++++ DATA TO USE

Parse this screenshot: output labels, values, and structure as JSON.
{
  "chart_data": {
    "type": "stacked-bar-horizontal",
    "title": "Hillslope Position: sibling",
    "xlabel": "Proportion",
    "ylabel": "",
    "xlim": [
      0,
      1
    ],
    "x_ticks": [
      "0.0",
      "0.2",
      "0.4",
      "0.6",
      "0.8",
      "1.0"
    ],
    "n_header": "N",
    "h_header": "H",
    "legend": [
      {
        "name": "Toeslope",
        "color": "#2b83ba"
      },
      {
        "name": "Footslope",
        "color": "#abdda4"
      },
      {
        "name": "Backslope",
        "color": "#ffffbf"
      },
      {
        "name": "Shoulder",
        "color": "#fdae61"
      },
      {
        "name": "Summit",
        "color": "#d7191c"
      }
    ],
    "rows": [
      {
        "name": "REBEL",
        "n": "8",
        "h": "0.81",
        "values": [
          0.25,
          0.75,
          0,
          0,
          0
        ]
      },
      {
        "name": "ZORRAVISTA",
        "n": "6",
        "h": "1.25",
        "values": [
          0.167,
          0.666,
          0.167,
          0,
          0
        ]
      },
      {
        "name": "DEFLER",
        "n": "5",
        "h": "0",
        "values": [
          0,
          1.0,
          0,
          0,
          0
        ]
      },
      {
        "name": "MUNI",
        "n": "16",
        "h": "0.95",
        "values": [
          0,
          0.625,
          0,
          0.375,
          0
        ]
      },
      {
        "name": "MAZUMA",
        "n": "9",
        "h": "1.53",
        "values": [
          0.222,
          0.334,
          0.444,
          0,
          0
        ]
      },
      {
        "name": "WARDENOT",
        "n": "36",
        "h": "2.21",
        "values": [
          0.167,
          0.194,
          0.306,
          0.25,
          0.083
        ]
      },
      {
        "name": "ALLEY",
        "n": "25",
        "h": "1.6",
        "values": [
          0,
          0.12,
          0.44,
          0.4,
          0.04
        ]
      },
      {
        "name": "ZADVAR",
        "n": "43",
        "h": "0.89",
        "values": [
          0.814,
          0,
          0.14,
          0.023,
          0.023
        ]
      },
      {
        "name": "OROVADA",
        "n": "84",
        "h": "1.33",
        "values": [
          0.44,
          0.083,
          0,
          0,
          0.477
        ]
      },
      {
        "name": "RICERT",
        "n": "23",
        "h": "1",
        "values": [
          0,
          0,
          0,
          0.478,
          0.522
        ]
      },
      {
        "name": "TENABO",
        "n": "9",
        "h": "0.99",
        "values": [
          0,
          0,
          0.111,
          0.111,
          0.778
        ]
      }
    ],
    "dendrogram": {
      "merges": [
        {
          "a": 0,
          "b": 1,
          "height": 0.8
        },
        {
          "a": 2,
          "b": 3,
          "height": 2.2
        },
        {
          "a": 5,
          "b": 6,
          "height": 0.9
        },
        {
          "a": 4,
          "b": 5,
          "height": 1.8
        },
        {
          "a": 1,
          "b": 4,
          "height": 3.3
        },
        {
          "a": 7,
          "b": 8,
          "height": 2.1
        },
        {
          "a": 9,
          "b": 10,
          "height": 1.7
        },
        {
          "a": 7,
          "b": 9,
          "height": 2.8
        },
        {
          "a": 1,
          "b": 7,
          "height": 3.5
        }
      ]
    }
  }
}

++++++++

→ PROBLEM TO SOLVE: Check each line of the entries for the string "color". Copy the lines that have it.

→ SOLUTION TO THIS TASK:
        "color": "#2b83ba"
        "color": "#abdda4"
        "color": "#ffffbf"
        "color": "#fdae61"
        "color": "#d7191c"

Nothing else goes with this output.